Give only the number of lines in the records below that contain the word "Bull".

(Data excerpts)
◆ ◆ ◆ ◆ ◆ ◆ ◆

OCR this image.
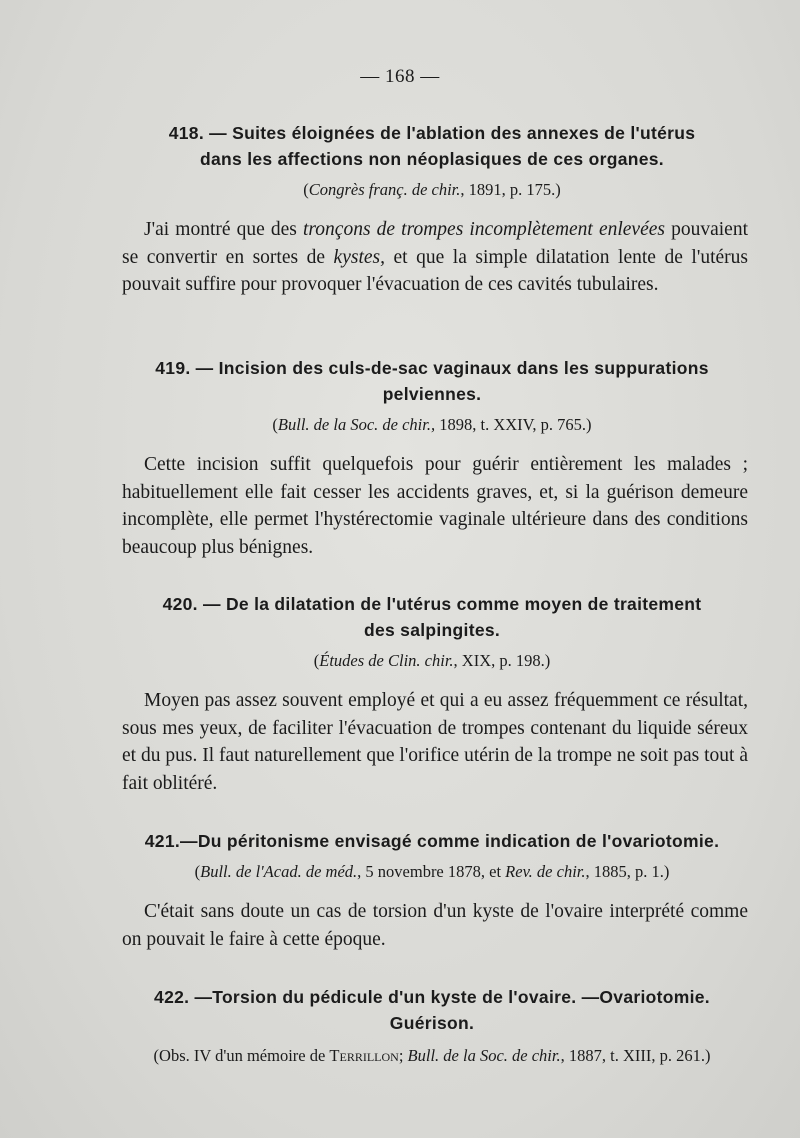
— 168 —
418. — Suites éloignées de l'ablation des annexes de l'utérus
dans les affections non néoplasiques de ces organes.
(Congrès franç. de chir., 1891, p. 175.)
J'ai montré que des tronçons de trompes incomplètement enlevées pouvaient se convertir en sortes de kystes, et que la simple dilatation lente de l'utérus pouvait suffire pour provoquer l'évacuation de ces cavités tubulaires.
419. — Incision des culs-de-sac vaginaux dans les suppurations
pelviennes.
(Bull. de la Soc. de chir., 1898, t. XXIV, p. 765.)
Cette incision suffit quelquefois pour guérir entièrement les malades ; habituellement elle fait cesser les accidents graves, et, si la guérison demeure incomplète, elle permet l'hystérectomie vaginale ultérieure dans des conditions beaucoup plus bénignes.
420. — De la dilatation de l'utérus comme moyen de traitement
des salpingites.
(Études de Clin. chir., XIX, p. 198.)
Moyen pas assez souvent employé et qui a eu assez fréquemment ce résultat, sous mes yeux, de faciliter l'évacuation de trompes contenant du liquide séreux et du pus. Il faut naturellement que l'orifice utérin de la trompe ne soit pas tout à fait oblitéré.
421.—Du péritonisme envisagé comme indication de l'ovariotomie.
(Bull. de l'Acad. de méd., 5 novembre 1878, et Rev. de chir., 1885, p. 1.)
C'était sans doute un cas de torsion d'un kyste de l'ovaire interprété comme on pouvait le faire à cette époque.
422. —Torsion du pédicule d'un kyste de l'ovaire. —Ovariotomie.
Guérison.
(Obs. IV d'un mémoire de Terrillon; Bull. de la Soc. de chir., 1887, t. XIII, p. 261.)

◆ ◆ ◆ ◆ ◆ ◆ ◆

WRITTEN SOLUTION: 3